— Start —
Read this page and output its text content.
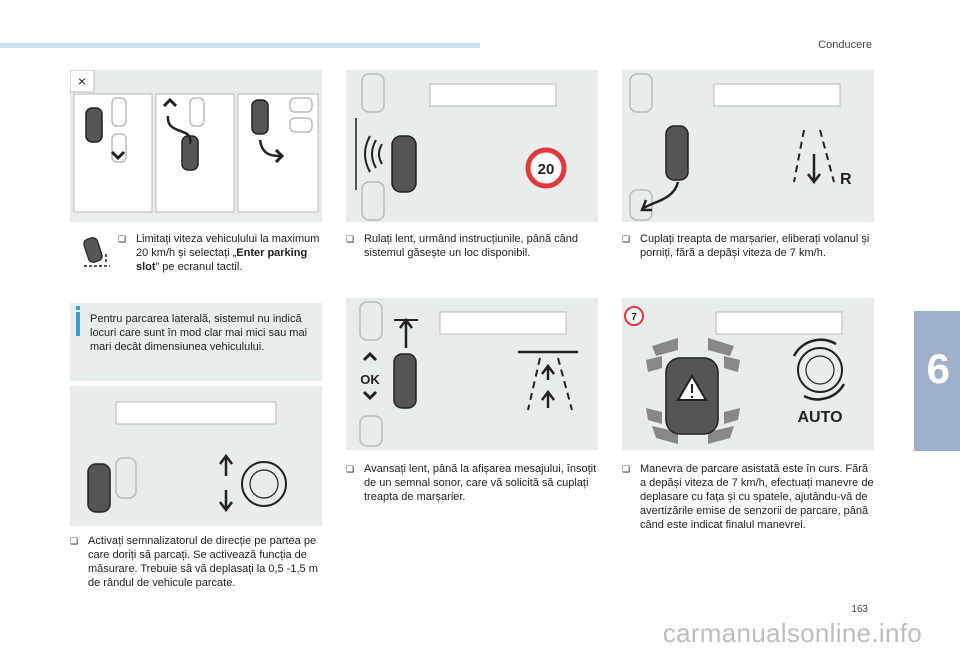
Conducere
6
×
20
R
❑ Limitați viteza vehiculului la maximum 20 km/h și selectați „Enter parking slot” pe ecranul tactil.
Pentru parcarea laterală, sistemul nu indică locuri care sunt în mod clar mai mici sau mai mari decât dimensiunea vehiculului.
❑ Rulați lent, urmând instrucțiunile, până când sistemul găsește un loc disponibil.
❑ Cuplați treapta de marșarier, eliberați volanul și porniți, fără a depăși viteza de 7 km/h.
❑ Activați semnalizatorul de direcție pe partea pe care doriți să parcați. Se activează funcția de măsurare. Trebuie să vă deplasați la 0,5 -1,5 m de rândul de vehicule parcate.
OK
❑ Avansați lent, până la afișarea mesajului, însoțit de un semnal sonor, care vă solicită să cuplați treapta de marșarier.
7
AUTO
❑ Manevra de parcare asistată este în curs. Fără a depăși viteza de 7 km/h, efectuați manevre de deplasare cu fața și cu spatele, ajutându-vă de avertizările emise de senzorii de parcare, până când este indicat finalul manevrei.
163
carmanualsonline.info
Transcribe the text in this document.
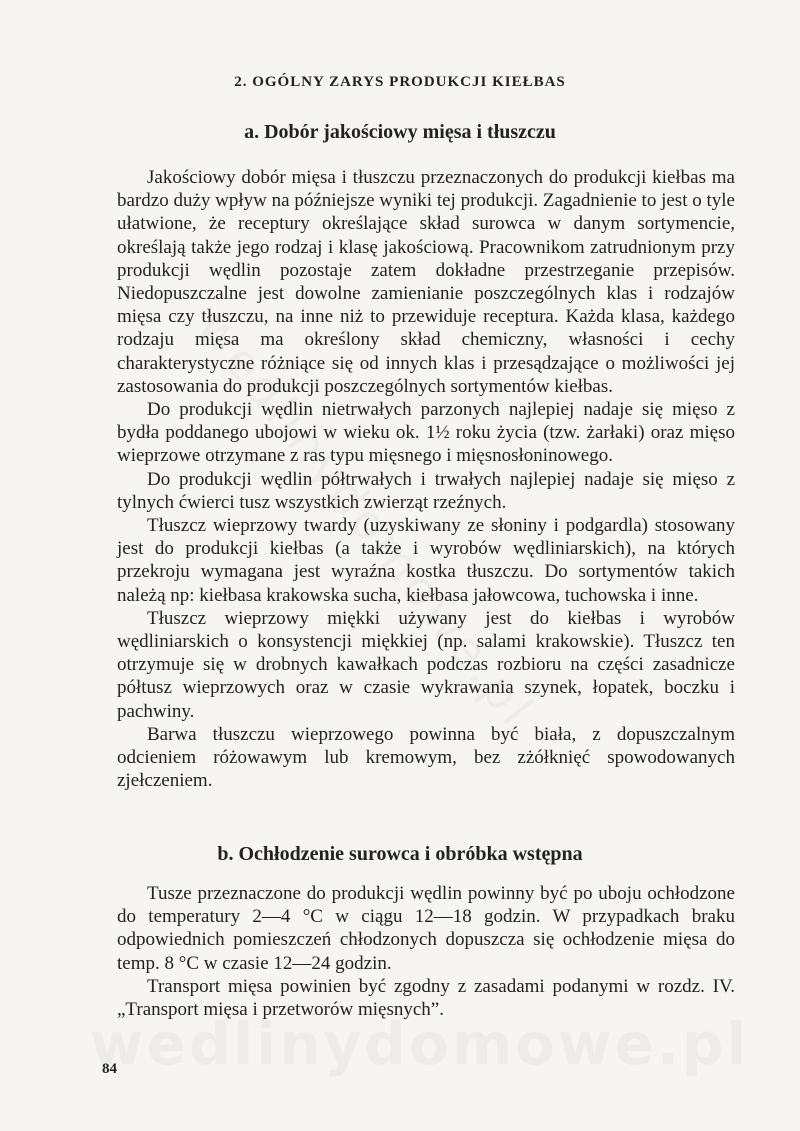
2. OGÓLNY ZARYS PRODUKCJI KIEŁBAS
a. Dobór jakościowy mięsa i tłuszczu

Jakościowy dobór mięsa i tłuszczu przeznaczonych do produkcji kiełbas ma bardzo duży wpływ na późniejsze wyniki tej produkcji. Zagadnienie to jest o tyle ułatwione, że receptury określające skład surowca w danym sortymencie, określają także jego rodzaj i klasę jakościową. Pracownikom zatrudnionym przy produkcji wędlin pozostaje zatem dokładne przestrzeganie przepisów. Niedopuszczalne jest dowolne zamienianie poszczególnych klas i rodzajów mięsa czy tłuszczu, na inne niż to przewiduje receptura. Każda klasa, każdego rodzaju mięsa ma określony skład chemiczny, własności i cechy charakterystyczne różniące się od innych klas i przesądzające o możliwości jej zastosowania do produkcji poszczególnych sortymentów kiełbas.

Do produkcji wędlin nietrwałych parzonych najlepiej nadaje się mięso z bydła poddanego ubojowi w wieku ok. 1½ roku życia (tzw. żarłaki) oraz mięso wieprzowe otrzymane z ras typu mięsnego i mięsnosłoninowego.

Do produkcji wędlin półtrwałych i trwałych najlepiej nadaje się mięso z tylnych ćwierci tusz wszystkich zwierząt rzeźnych.

Tłuszcz wieprzowy twardy (uzyskiwany ze słoniny i podgardla) stosowany jest do produkcji kiełbas (a także i wyrobów wędliniarskich), na których przekroju wymagana jest wyraźna kostka tłuszczu. Do sortymentów takich należą np: kiełbasa krakowska sucha, kiełbasa jałowcowa, tuchowska i inne.

Tłuszcz wieprzowy miękki używany jest do kiełbas i wyrobów wędliniarskich o konsystencji miękkiej (np. salami krakowskie). Tłuszcz ten otrzymuje się w drobnych kawałkach podczas rozbioru na części zasadnicze półtusz wieprzowych oraz w czasie wykrawania szynek, łopatek, boczku i pachwiny.

Barwa tłuszczu wieprzowego powinna być biała, z dopuszczalnym odcieniem różowawym lub kremowym, bez zżółknięć spowodowanych zjełczeniem.

b. Ochłodzenie surowca i obróbka wstępna

Tusze przeznaczone do produkcji wędlin powinny być po uboju ochłodzone do temperatury 2—4 °C w ciągu 12—18 godzin. W przypadkach braku odpowiednich pomieszczeń chłodzonych dopuszcza się ochłodzenie mięsa do temp. 8 °C w czasie 12—24 godzin.

Transport mięsa powinien być zgodny z zasadami podanymi w rozdz. IV. „Transport mięsa i przetworów mięsnych”.

84
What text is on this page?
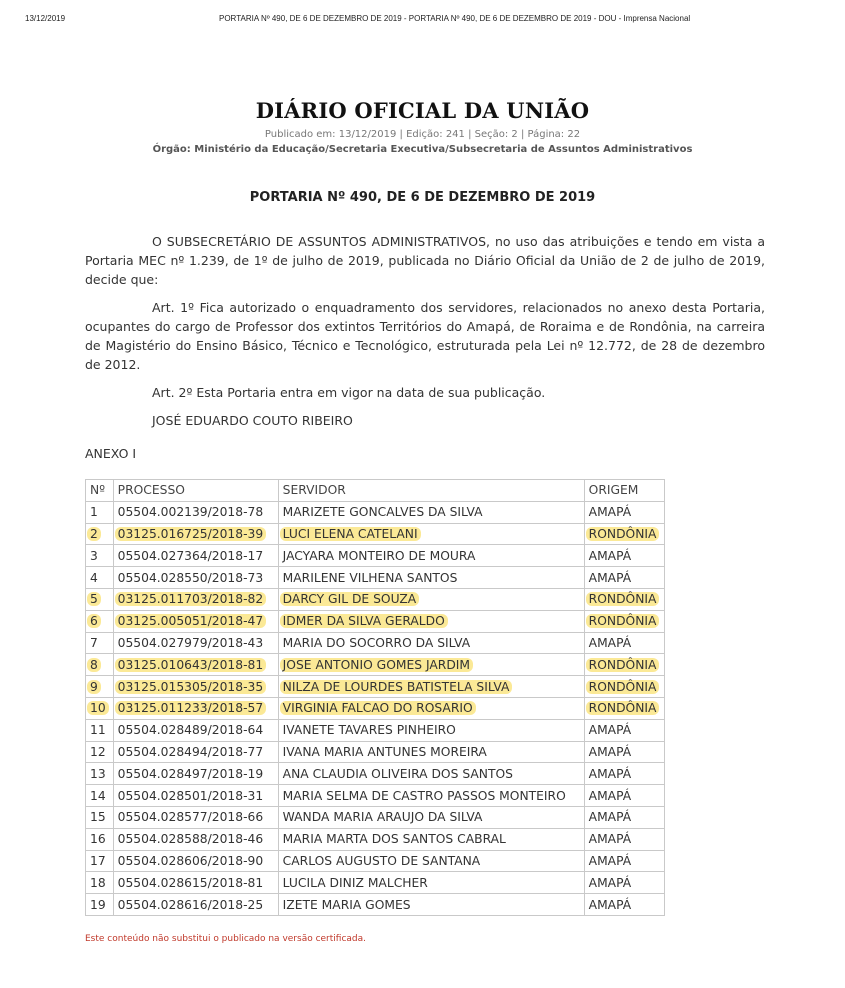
13/12/2019	PORTARIA Nº 490, DE 6 DE DEZEMBRO DE 2019 - PORTARIA Nº 490, DE 6 DE DEZEMBRO DE 2019 - DOU - Imprensa Nacional
DIÁRIO OFICIAL DA UNIÃO
Publicado em: 13/12/2019 | Edição: 241 | Seção: 2 | Página: 22
Órgão: Ministério da Educação/Secretaria Executiva/Subsecretaria de Assuntos Administrativos
PORTARIA Nº 490, DE 6 DE DEZEMBRO DE 2019

O SUBSECRETÁRIO DE ASSUNTOS ADMINISTRATIVOS, no uso das atribuições e tendo em vista a Portaria MEC nº 1.239, de 1º de julho de 2019, publicada no Diário Oficial da União de 2 de julho de 2019, decide que:

Art. 1º Fica autorizado o enquadramento dos servidores, relacionados no anexo desta Portaria, ocupantes do cargo de Professor dos extintos Territórios do Amapá, de Roraima e de Rondônia, na carreira de Magistério do Ensino Básico, Técnico e Tecnológico, estruturada pela Lei nº 12.772, de 28 de dezembro de 2012.

Art. 2º Esta Portaria entra em vigor na data de sua publicação.

JOSÉ EDUARDO COUTO RIBEIRO

ANEXO I
Nº	PROCESSO	SERVIDOR	ORIGEM
1	05504.002139/2018-78	MARIZETE GONCALVES DA SILVA	AMAPÁ
2	03125.016725/2018-39	LUCI ELENA CATELANI	RONDÔNIA
3	05504.027364/2018-17	JACYARA MONTEIRO DE MOURA	AMAPÁ
4	05504.028550/2018-73	MARILENE VILHENA SANTOS	AMAPÁ
5	03125.011703/2018-82	DARCY GIL DE SOUZA	RONDÔNIA
6	03125.005051/2018-47	IDMER DA SILVA GERALDO	RONDÔNIA
7	05504.027979/2018-43	MARIA DO SOCORRO DA SILVA	AMAPÁ
8	03125.010643/2018-81	JOSE ANTONIO GOMES JARDIM	RONDÔNIA
9	03125.015305/2018-35	NILZA DE LOURDES BATISTELA SILVA	RONDÔNIA
10	03125.011233/2018-57	VIRGINIA FALCAO DO ROSARIO	RONDÔNIA
11	05504.028489/2018-64	IVANETE TAVARES PINHEIRO	AMAPÁ
12	05504.028494/2018-77	IVANA MARIA ANTUNES MOREIRA	AMAPÁ
13	05504.028497/2018-19	ANA CLAUDIA OLIVEIRA DOS SANTOS	AMAPÁ
14	05504.028501/2018-31	MARIA SELMA DE CASTRO PASSOS MONTEIRO	AMAPÁ
15	05504.028577/2018-66	WANDA MARIA ARAUJO DA SILVA	AMAPÁ
16	05504.028588/2018-46	MARIA MARTA DOS SANTOS CABRAL	AMAPÁ
17	05504.028606/2018-90	CARLOS AUGUSTO DE SANTANA	AMAPÁ
18	05504.028615/2018-81	LUCILA DINIZ MALCHER	AMAPÁ
19	05504.028616/2018-25	IZETE MARIA GOMES	AMAPÁ
Este conteúdo não substitui o publicado na versão certificada.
— End —
**PROBLEM REQUIREMENTS**
Exclude all pictures and reproduce exactly the lines from the one containing "What text is on this page?" through the final line of the entries above.

**CORRECT RESULT**
What text is on this page?
13/12/2019	PORTARIA Nº 490, DE 6 DE DEZEMBRO DE 2019 - PORTARIA Nº 490, DE 6 DE DEZEMBRO DE 2019 - DOU - Imprensa Nacional
DIÁRIO OFICIAL DA UNIÃO
Publicado em: 13/12/2019 | Edição: 241 | Seção: 2 | Página: 22
Órgão: Ministério da Educação/Secretaria Executiva/Subsecretaria de Assuntos Administrativos
PORTARIA Nº 490, DE 6 DE DEZEMBRO DE 2019

O SUBSECRETÁRIO DE ASSUNTOS ADMINISTRATIVOS, no uso das atribuições e tendo em vista a Portaria MEC nº 1.239, de 1º de julho de 2019, publicada no Diário Oficial da União de 2 de julho de 2019, decide que:

Art. 1º Fica autorizado o enquadramento dos servidores, relacionados no anexo desta Portaria, ocupantes do cargo de Professor dos extintos Territórios do Amapá, de Roraima e de Rondônia, na carreira de Magistério do Ensino Básico, Técnico e Tecnológico, estruturada pela Lei nº 12.772, de 28 de dezembro de 2012.

Art. 2º Esta Portaria entra em vigor na data de sua publicação.

JOSÉ EDUARDO COUTO RIBEIRO

ANEXO I
Nº	PROCESSO	SERVIDOR	ORIGEM
1	05504.002139/2018-78	MARIZETE GONCALVES DA SILVA	AMAPÁ
2	03125.016725/2018-39	LUCI ELENA CATELANI	RONDÔNIA
3	05504.027364/2018-17	JACYARA MONTEIRO DE MOURA	AMAPÁ
4	05504.028550/2018-73	MARILENE VILHENA SANTOS	AMAPÁ
5	03125.011703/2018-82	DARCY GIL DE SOUZA	RONDÔNIA
6	03125.005051/2018-47	IDMER DA SILVA GERALDO	RONDÔNIA
7	05504.027979/2018-43	MARIA DO SOCORRO DA SILVA	AMAPÁ
8	03125.010643/2018-81	JOSE ANTONIO GOMES JARDIM	RONDÔNIA
9	03125.015305/2018-35	NILZA DE LOURDES BATISTELA SILVA	RONDÔNIA
10	03125.011233/2018-57	VIRGINIA FALCAO DO ROSARIO	RONDÔNIA
11	05504.028489/2018-64	IVANETE TAVARES PINHEIRO	AMAPÁ
12	05504.028494/2018-77	IVANA MARIA ANTUNES MOREIRA	AMAPÁ
13	05504.028497/2018-19	ANA CLAUDIA OLIVEIRA DOS SANTOS	AMAPÁ
14	05504.028501/2018-31	MARIA SELMA DE CASTRO PASSOS MONTEIRO	AMAPÁ
15	05504.028577/2018-66	WANDA MARIA ARAUJO DA SILVA	AMAPÁ
16	05504.028588/2018-46	MARIA MARTA DOS SANTOS CABRAL	AMAPÁ
17	05504.028606/2018-90	CARLOS AUGUSTO DE SANTANA	AMAPÁ
18	05504.028615/2018-81	LUCILA DINIZ MALCHER	AMAPÁ
19	05504.028616/2018-25	IZETE MARIA GOMES	AMAPÁ
Este conteúdo não substitui o publicado na versão certificada.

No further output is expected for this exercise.